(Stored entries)
------------------------------------------------

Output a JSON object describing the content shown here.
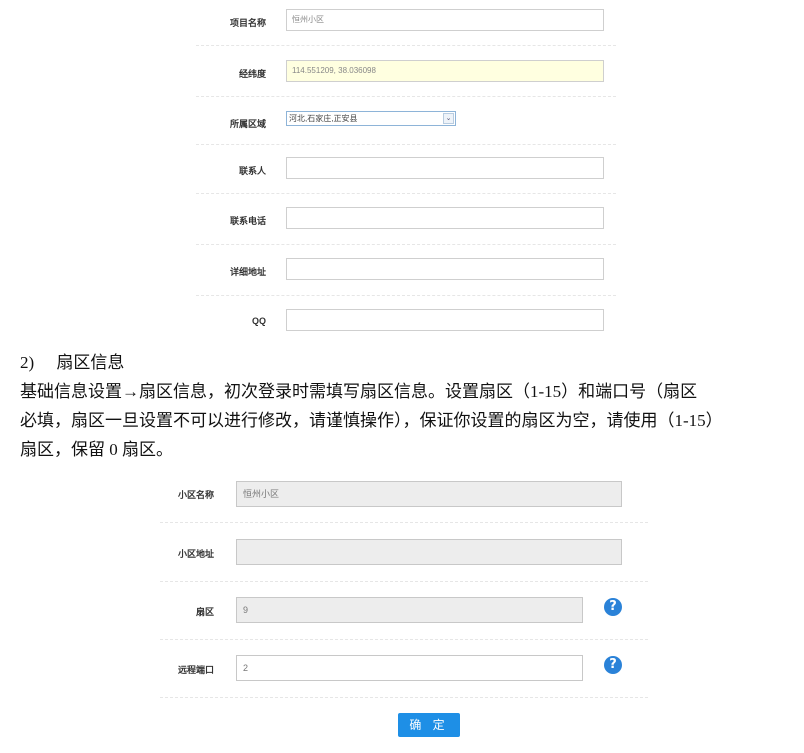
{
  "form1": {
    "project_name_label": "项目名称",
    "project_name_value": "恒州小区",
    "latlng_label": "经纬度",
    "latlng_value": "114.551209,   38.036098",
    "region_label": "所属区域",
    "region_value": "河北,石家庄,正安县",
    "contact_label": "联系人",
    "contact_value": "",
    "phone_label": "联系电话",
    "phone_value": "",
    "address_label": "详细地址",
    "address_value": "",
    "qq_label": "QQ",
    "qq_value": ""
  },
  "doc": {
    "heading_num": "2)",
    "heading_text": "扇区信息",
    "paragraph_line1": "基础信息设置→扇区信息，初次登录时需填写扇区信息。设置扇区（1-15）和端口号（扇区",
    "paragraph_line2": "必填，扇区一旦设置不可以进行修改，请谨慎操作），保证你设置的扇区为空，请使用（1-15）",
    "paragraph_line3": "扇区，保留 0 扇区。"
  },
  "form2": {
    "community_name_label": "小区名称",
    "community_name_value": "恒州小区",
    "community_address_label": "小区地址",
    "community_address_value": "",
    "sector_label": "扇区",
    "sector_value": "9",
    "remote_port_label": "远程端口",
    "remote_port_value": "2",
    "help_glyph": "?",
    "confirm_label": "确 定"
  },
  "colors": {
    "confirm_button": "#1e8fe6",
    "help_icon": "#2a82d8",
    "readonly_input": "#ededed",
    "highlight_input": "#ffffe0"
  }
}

------------------------------------------------

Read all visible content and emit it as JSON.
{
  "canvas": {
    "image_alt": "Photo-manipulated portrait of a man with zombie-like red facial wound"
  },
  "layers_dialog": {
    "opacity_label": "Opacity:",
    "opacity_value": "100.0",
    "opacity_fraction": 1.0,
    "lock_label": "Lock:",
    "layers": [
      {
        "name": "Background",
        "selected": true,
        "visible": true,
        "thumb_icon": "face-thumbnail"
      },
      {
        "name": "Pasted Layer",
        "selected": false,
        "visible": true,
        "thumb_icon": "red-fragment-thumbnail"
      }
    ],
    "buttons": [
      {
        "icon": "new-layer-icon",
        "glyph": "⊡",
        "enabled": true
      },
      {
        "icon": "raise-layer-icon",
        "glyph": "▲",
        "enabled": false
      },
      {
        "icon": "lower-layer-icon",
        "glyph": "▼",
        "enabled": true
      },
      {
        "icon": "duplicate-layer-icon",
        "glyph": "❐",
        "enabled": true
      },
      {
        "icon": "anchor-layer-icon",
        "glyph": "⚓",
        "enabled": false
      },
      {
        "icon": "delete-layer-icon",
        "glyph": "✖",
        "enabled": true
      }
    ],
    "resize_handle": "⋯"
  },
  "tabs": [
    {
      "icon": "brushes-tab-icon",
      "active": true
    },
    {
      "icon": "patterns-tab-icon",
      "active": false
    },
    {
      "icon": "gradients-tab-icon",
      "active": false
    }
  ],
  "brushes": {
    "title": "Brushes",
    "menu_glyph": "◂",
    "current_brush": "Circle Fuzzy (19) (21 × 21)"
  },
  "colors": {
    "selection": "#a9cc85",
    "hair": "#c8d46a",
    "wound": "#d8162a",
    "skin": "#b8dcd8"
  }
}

------------------------------------------------

» Direction
In the records above, how many lines contain the string "JSON"? State that number only.

» Task solution
2